Stored data entries:
____
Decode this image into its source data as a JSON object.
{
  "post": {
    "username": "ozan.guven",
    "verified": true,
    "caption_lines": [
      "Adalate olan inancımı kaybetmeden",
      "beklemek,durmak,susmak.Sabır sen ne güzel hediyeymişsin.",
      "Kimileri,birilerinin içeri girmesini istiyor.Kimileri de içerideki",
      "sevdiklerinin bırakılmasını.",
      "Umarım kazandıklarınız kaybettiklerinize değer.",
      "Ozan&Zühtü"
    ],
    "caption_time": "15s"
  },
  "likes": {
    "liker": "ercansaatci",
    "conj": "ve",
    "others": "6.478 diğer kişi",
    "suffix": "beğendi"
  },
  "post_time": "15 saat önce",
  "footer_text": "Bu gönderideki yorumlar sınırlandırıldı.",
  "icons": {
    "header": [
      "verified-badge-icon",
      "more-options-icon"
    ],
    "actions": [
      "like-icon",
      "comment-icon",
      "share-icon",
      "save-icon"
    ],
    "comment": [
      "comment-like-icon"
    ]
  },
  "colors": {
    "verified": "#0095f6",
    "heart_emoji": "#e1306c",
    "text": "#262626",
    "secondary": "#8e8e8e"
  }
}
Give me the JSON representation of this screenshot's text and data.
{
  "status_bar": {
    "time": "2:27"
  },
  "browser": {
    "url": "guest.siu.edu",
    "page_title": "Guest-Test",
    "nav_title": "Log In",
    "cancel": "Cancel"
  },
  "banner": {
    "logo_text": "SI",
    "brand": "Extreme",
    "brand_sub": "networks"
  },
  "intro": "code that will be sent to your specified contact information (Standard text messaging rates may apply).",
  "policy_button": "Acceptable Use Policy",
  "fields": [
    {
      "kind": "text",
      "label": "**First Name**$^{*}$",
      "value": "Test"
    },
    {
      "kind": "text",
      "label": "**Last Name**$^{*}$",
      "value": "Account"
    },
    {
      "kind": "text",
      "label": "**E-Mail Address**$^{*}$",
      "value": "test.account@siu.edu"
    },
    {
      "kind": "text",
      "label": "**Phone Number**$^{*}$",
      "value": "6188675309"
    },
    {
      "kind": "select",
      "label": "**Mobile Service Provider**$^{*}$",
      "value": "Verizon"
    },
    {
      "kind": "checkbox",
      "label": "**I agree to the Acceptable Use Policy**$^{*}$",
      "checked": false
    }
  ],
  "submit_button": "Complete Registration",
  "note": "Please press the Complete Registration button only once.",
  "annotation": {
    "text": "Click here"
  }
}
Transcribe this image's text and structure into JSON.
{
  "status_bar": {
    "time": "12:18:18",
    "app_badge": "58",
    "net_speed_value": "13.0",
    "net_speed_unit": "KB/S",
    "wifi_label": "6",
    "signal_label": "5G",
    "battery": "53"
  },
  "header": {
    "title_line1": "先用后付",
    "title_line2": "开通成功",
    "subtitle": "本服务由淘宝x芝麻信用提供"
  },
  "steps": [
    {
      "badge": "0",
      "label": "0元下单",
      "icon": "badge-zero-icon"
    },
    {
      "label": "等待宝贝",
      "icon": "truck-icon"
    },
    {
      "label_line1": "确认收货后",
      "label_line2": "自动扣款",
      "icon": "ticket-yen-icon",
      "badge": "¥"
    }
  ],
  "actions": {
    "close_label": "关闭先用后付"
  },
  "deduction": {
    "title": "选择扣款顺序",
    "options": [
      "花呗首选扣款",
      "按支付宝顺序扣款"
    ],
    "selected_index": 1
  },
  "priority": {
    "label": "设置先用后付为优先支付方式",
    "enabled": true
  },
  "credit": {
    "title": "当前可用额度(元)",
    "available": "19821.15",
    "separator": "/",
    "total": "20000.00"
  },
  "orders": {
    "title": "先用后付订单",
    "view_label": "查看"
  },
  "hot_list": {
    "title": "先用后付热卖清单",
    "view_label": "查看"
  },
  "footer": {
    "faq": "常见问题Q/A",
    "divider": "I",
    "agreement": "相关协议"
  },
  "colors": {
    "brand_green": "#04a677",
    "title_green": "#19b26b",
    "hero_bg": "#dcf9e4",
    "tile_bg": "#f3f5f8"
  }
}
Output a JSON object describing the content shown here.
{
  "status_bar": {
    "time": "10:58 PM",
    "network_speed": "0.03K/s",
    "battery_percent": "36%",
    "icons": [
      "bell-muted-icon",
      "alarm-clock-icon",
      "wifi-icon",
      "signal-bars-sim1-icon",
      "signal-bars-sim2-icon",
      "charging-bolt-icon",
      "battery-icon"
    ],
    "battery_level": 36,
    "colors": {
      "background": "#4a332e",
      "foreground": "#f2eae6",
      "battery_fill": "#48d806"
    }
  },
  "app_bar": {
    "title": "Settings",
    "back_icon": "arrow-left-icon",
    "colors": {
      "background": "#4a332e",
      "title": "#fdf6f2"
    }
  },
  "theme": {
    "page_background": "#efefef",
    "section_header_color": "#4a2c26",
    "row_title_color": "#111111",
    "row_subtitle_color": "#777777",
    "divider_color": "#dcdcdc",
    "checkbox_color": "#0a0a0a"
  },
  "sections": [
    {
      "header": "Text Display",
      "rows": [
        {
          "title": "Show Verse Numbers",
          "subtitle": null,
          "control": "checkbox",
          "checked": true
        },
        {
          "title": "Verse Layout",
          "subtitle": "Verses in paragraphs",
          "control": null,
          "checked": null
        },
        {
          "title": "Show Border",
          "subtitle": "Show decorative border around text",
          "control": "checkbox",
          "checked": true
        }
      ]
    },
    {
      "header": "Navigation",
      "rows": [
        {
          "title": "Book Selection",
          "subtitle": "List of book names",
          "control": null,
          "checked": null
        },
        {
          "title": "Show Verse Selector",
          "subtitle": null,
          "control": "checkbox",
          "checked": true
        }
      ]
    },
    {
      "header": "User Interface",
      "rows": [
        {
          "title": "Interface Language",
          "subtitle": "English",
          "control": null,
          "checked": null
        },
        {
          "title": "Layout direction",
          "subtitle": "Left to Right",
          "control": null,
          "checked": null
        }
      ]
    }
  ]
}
____
Copy each line of the records above that carries the word "this".

Decode this image into its source data as a JSON object.
Give me the JSON representation of this screenshot's text and data.
Transcribe this image's text and structure into JSON.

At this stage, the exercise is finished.